■ WHAT IS BEING ASKED:
Copy each line below in which the word "wejdą" occurs.

■ STORED DATA:
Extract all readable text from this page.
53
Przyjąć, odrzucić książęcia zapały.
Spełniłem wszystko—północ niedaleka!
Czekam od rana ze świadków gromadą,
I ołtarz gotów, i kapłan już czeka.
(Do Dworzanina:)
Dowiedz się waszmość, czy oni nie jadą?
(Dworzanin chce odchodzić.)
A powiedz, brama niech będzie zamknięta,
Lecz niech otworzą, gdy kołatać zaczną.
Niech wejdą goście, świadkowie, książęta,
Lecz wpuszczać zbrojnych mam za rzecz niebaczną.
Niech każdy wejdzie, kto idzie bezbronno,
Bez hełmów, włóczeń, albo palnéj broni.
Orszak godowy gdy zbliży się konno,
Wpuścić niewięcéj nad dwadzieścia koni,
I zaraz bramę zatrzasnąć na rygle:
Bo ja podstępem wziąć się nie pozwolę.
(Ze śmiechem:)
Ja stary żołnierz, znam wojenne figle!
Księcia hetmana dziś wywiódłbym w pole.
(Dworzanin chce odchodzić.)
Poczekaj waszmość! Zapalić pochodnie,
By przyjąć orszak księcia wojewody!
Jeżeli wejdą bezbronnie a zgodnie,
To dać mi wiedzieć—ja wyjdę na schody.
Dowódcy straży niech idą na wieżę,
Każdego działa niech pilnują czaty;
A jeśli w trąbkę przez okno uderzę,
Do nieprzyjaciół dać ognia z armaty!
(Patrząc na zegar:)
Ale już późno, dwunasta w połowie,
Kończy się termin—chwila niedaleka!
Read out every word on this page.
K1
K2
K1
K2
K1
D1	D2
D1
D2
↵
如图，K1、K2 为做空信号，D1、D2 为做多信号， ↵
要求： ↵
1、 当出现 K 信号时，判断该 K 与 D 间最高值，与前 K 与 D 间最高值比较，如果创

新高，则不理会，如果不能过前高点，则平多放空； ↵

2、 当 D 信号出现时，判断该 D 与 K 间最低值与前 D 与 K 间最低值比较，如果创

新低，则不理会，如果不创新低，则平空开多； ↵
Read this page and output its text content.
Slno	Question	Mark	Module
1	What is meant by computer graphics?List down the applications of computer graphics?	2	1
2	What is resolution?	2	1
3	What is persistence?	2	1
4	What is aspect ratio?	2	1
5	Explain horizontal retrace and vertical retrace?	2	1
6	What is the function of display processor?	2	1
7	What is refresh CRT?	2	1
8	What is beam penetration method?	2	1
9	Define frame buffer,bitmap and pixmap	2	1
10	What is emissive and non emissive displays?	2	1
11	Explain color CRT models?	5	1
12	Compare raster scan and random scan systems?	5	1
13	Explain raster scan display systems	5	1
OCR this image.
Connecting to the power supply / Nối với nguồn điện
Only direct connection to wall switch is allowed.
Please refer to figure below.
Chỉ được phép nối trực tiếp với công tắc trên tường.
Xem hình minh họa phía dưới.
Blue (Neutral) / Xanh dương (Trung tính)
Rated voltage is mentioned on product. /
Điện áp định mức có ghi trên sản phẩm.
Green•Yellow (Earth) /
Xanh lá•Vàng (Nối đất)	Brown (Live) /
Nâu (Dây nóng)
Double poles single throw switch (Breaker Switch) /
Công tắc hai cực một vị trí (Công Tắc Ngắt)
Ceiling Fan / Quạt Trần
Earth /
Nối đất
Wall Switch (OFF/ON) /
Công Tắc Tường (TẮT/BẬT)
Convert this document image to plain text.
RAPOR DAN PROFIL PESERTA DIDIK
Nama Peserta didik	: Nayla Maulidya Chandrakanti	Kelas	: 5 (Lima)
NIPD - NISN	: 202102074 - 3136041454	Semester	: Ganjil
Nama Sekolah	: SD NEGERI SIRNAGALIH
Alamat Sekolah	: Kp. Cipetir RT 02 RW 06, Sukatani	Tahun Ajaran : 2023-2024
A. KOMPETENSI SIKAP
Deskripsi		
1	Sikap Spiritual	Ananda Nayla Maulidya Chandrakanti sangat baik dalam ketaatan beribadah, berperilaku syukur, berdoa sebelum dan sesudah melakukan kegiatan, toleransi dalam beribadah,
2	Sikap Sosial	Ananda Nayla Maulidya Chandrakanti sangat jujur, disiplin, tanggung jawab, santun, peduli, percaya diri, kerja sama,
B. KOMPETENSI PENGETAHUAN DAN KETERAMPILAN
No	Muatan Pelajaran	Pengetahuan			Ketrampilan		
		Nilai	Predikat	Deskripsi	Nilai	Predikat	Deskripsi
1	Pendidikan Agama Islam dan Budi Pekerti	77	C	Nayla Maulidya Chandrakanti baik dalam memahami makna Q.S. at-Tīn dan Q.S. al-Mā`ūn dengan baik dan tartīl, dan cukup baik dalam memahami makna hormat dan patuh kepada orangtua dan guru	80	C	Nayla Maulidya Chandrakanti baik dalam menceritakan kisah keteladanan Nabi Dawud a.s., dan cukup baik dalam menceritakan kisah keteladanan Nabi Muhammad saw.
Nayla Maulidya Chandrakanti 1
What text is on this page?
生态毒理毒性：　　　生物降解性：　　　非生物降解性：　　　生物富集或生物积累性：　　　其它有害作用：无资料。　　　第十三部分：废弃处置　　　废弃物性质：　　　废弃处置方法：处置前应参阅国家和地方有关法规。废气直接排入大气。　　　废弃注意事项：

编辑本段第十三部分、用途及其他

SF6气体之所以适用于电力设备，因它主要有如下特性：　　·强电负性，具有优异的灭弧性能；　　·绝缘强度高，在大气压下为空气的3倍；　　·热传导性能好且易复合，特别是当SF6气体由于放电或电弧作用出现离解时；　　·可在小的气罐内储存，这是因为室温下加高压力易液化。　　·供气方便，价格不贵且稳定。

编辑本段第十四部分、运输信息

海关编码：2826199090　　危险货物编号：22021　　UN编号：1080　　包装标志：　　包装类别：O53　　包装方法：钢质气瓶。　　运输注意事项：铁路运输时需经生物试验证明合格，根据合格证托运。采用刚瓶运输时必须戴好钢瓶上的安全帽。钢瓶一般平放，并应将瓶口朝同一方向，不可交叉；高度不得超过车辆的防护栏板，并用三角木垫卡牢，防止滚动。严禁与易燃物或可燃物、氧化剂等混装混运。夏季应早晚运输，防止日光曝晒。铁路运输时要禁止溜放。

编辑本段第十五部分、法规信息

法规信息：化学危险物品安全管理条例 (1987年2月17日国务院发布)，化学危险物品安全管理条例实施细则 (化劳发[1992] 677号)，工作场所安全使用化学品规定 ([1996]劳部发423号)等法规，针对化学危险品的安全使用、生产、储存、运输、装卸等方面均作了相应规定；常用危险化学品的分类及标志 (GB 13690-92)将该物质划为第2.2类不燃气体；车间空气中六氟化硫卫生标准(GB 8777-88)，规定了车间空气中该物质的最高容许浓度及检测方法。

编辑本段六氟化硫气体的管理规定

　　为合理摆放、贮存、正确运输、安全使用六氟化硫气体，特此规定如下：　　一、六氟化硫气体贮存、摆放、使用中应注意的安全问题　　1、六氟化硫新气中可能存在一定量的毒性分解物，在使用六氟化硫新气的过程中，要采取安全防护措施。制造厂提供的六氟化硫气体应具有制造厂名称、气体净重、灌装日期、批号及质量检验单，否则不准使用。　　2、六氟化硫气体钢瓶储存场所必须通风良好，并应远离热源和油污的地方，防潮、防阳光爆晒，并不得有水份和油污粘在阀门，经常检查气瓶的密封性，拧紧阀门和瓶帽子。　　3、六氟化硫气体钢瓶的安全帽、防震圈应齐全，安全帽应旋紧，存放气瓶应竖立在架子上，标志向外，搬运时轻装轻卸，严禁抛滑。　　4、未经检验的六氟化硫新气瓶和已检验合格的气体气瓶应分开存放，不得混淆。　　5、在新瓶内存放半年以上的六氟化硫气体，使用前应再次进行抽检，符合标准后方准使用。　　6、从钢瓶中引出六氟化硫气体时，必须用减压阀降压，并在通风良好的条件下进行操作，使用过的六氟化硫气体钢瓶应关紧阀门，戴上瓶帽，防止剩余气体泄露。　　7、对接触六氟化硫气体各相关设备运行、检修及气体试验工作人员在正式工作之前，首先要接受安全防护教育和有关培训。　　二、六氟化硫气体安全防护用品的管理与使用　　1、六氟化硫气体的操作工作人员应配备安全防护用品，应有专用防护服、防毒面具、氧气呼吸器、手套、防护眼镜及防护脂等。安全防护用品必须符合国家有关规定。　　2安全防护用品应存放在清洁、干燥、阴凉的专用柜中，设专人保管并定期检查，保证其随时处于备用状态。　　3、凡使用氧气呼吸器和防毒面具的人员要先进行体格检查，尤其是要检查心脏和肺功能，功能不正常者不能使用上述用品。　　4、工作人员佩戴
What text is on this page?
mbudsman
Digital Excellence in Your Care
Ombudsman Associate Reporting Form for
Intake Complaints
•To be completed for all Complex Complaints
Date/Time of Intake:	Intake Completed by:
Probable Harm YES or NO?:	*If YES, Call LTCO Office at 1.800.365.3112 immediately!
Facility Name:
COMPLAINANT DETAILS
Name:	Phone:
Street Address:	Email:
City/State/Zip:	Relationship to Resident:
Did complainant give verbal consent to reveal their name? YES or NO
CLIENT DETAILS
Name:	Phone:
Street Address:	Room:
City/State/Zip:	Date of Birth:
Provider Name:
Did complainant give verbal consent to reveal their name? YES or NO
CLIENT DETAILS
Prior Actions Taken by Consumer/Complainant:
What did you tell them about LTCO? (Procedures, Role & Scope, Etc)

■ REPLY TO THE TASK:
Niech wejdą goście, świadkowie, książęta,
Jeżeli wejdą bezbronnie a zgodnie,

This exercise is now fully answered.